(Extracts from a graphics dataset)
________

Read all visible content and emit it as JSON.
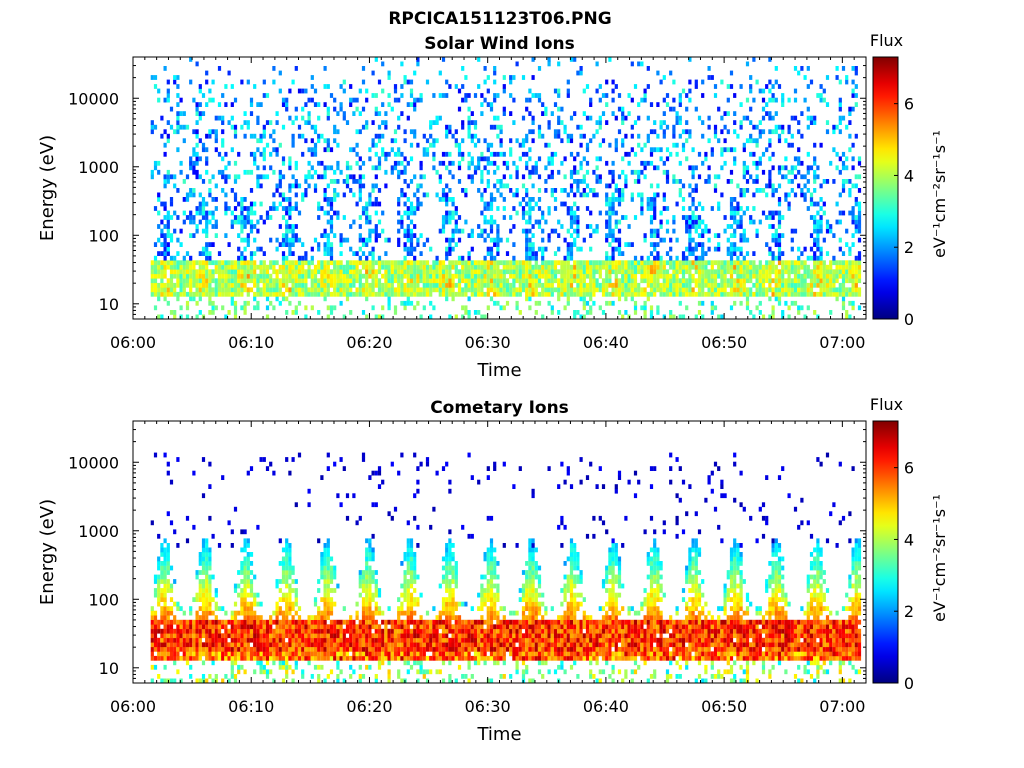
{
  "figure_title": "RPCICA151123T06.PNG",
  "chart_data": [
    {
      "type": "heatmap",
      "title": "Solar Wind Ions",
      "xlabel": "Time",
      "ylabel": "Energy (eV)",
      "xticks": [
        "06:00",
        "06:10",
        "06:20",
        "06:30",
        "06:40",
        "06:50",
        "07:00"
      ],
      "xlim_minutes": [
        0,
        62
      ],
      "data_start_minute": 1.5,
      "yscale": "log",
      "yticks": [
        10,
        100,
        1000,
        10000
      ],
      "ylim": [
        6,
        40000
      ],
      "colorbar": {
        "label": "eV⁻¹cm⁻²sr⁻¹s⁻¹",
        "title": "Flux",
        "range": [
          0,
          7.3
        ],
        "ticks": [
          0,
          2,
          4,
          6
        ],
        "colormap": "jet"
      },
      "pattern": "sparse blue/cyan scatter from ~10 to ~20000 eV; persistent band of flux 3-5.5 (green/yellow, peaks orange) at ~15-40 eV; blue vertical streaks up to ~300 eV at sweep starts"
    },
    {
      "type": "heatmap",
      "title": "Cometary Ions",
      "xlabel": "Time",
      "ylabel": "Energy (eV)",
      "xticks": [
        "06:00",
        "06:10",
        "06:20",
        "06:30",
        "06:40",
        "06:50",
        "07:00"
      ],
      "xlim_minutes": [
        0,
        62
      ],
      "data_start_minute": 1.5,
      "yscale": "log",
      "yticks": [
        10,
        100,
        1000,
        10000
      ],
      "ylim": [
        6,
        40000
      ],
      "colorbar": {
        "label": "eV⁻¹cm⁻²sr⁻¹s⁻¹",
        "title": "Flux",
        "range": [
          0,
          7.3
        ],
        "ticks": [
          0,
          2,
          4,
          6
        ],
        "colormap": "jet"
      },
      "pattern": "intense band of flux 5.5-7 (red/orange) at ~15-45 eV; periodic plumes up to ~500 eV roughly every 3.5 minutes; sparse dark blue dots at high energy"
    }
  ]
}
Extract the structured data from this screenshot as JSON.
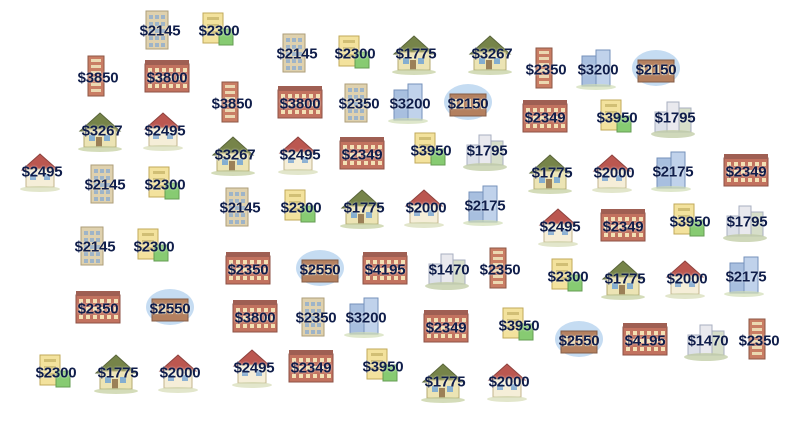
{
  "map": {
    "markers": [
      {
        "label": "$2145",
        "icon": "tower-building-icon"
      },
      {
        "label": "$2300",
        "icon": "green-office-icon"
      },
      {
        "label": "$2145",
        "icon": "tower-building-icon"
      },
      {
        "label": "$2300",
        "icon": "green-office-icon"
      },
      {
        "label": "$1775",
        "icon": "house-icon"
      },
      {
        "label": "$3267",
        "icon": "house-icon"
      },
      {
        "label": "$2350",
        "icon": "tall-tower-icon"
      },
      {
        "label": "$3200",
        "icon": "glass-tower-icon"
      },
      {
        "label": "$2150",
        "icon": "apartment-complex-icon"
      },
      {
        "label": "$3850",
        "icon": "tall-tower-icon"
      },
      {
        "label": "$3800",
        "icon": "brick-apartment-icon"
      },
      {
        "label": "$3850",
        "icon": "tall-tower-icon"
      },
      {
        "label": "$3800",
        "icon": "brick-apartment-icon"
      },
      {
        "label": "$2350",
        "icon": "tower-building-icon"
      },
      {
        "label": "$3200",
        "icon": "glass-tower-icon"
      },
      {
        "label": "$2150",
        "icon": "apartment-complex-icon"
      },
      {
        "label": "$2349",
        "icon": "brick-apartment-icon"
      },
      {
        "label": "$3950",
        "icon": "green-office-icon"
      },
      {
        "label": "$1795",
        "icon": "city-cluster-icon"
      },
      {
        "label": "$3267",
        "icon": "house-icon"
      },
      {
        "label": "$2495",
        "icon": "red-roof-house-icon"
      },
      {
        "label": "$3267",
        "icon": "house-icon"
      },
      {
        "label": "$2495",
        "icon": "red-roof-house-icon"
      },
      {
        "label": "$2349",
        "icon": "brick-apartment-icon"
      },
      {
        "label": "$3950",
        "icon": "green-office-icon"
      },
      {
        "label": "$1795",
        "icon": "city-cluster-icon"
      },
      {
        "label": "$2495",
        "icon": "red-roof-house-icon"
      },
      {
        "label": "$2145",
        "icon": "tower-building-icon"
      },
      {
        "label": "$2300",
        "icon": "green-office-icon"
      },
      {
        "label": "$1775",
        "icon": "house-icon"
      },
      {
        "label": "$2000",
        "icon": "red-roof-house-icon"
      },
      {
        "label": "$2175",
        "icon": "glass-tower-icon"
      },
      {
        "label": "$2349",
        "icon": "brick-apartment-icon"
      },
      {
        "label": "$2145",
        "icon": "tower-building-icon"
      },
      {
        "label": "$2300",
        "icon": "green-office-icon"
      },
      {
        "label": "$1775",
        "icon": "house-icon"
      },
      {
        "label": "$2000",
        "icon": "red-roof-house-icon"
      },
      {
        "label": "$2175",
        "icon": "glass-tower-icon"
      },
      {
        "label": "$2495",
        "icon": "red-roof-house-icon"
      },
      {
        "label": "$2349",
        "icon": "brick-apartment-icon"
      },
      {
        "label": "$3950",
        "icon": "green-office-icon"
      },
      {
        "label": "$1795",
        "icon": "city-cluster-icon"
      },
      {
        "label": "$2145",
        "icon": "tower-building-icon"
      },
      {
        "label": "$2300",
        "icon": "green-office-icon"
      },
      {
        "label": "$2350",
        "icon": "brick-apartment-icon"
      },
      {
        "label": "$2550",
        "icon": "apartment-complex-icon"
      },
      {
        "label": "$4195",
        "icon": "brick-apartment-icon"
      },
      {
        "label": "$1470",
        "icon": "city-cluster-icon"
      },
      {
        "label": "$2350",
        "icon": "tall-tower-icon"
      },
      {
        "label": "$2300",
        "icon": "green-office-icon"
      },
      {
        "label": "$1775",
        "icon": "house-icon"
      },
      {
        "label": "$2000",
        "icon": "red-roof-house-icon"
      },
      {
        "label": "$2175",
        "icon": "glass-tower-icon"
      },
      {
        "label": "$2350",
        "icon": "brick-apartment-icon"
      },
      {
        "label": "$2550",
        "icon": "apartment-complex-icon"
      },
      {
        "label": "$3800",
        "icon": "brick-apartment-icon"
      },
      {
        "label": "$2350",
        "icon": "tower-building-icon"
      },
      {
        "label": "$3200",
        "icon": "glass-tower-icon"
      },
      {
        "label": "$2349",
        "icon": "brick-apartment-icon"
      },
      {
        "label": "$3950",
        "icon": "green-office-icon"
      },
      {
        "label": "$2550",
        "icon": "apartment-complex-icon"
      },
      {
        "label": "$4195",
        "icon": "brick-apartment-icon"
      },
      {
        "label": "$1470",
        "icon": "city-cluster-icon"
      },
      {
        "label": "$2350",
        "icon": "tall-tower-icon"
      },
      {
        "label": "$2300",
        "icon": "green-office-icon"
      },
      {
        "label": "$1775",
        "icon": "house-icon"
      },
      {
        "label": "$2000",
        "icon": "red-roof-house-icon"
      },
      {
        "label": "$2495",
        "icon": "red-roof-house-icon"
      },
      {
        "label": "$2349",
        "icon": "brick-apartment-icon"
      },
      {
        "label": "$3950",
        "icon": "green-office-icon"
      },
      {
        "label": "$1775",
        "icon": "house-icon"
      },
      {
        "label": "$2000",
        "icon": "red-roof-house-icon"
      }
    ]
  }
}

________

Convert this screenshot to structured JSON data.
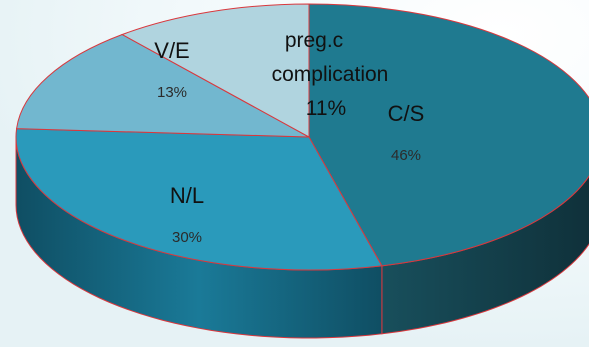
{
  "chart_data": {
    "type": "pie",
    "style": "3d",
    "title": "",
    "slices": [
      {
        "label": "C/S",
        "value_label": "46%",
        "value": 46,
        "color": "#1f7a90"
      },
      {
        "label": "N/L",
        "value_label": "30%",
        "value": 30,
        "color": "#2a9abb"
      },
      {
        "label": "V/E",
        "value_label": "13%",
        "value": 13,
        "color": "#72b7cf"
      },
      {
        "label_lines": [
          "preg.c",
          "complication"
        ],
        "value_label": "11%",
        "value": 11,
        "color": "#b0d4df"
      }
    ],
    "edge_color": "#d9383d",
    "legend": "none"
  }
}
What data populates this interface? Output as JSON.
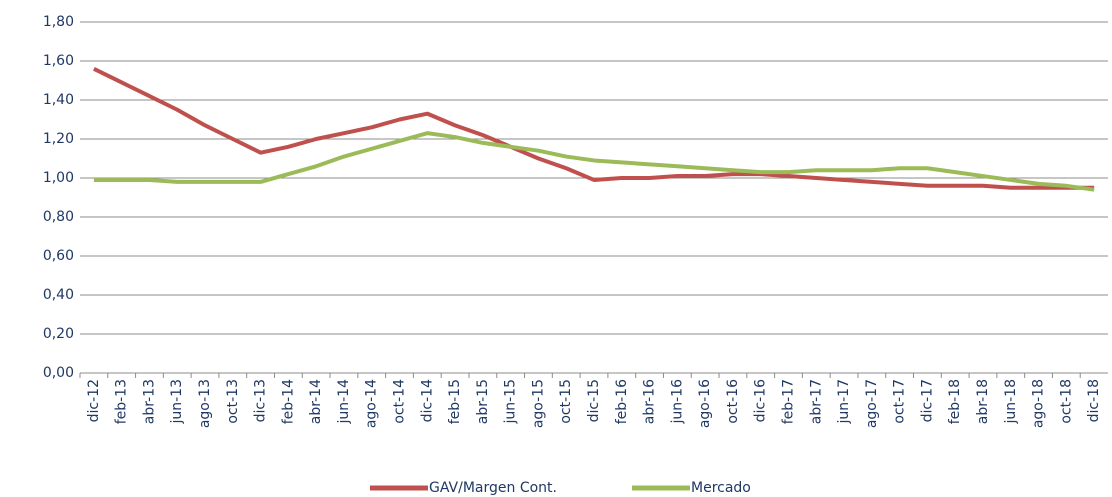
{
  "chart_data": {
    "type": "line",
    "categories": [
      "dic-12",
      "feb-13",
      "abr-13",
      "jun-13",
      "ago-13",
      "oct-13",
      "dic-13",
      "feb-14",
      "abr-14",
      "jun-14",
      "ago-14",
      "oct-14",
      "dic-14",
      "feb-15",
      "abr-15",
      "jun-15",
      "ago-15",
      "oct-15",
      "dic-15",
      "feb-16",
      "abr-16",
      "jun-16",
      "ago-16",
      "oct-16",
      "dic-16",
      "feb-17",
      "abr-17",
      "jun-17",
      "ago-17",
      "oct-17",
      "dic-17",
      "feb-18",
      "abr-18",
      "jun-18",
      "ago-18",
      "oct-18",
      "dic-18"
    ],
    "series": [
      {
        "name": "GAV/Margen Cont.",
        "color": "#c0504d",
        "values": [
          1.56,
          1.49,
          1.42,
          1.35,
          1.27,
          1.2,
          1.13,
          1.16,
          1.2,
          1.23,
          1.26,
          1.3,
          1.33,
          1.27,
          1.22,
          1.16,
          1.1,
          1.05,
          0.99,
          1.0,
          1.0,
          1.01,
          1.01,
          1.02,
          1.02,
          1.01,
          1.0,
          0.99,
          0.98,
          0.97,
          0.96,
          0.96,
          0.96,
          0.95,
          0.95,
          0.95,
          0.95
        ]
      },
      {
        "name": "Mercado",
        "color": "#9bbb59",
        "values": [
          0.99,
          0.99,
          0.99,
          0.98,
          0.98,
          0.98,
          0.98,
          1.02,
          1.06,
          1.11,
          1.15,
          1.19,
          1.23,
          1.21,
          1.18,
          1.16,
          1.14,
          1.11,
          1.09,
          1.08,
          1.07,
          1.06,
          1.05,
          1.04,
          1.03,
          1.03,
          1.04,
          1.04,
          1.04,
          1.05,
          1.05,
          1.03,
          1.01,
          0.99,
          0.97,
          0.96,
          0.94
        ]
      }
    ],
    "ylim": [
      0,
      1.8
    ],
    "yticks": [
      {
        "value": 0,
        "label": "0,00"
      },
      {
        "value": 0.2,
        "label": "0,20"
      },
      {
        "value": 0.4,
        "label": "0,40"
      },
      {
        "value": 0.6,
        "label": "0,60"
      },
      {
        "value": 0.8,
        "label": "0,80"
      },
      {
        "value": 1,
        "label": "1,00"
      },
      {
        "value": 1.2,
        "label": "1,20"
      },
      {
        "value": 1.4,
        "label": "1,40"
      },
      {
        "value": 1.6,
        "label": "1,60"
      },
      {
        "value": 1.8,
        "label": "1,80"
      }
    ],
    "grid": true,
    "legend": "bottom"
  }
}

________

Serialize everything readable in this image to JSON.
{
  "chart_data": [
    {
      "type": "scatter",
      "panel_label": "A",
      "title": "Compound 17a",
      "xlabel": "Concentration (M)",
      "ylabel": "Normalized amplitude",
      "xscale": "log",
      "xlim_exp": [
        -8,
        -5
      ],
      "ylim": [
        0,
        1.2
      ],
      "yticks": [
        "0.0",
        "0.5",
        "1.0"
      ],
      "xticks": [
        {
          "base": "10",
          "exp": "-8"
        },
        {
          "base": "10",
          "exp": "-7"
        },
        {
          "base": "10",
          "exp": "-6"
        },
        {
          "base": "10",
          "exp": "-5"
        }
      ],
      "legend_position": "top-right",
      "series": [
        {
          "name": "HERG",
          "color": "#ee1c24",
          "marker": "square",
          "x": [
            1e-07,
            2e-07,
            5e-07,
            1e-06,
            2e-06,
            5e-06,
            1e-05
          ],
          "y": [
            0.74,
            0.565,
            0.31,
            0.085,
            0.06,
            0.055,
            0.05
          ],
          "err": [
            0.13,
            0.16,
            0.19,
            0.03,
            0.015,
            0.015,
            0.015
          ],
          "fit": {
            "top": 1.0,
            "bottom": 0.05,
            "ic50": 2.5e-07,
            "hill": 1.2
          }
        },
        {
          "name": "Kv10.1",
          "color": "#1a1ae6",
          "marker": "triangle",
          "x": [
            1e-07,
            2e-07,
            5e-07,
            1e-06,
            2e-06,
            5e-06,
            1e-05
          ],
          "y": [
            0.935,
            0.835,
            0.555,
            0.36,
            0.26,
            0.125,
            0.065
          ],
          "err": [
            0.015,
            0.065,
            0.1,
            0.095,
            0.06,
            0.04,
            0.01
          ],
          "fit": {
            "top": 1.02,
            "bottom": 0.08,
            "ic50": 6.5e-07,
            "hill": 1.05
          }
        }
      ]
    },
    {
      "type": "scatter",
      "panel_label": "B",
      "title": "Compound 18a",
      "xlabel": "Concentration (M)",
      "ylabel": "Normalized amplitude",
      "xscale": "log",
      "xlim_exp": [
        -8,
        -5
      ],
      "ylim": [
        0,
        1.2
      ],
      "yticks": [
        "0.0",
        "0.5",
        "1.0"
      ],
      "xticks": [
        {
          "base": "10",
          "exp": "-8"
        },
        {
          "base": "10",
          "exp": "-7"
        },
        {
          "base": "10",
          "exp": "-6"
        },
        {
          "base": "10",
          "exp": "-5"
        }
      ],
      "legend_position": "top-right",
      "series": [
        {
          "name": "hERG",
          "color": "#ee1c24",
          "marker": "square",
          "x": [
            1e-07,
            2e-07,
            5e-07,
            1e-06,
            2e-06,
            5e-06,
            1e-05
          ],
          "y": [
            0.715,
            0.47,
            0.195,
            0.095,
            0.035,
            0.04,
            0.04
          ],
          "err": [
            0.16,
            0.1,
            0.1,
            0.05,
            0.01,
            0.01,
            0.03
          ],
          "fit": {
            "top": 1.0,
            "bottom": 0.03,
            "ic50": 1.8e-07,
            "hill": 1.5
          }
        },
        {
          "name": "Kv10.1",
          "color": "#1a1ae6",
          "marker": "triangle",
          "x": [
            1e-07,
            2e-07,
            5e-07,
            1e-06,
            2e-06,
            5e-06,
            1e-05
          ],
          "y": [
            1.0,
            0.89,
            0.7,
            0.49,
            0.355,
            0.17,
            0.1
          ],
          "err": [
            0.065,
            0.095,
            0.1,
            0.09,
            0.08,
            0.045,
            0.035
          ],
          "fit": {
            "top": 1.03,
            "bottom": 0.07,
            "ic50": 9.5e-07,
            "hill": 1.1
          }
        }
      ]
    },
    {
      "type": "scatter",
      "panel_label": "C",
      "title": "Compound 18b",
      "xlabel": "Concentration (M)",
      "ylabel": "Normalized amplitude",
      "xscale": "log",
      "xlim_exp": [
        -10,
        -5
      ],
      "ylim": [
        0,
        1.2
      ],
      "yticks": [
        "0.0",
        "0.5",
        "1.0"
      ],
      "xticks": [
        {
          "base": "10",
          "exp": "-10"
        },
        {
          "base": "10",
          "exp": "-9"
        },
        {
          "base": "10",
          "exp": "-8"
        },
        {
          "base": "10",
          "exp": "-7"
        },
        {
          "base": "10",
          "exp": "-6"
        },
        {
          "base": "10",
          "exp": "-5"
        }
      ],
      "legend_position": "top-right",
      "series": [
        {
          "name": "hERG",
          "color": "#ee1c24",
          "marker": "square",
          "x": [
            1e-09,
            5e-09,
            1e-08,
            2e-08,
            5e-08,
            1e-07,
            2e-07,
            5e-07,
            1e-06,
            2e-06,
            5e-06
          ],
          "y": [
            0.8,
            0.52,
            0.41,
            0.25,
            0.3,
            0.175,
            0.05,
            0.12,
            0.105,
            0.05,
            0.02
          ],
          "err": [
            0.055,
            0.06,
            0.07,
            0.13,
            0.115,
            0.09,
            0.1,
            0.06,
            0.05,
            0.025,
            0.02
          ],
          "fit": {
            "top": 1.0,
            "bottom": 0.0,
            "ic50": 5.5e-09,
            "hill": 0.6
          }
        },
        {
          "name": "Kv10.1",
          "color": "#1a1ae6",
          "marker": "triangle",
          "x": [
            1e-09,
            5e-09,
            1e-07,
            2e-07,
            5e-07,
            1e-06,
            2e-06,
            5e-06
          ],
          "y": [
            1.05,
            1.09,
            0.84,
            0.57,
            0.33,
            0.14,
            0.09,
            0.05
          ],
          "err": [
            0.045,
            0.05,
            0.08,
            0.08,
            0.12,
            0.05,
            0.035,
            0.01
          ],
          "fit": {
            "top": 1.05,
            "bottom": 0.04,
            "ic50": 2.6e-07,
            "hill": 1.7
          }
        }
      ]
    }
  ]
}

________

- TASK TO COMPLETE
Each line that contains the string "pattern" counts once; say how many there are and nothing else.

- IN RESPONSE
2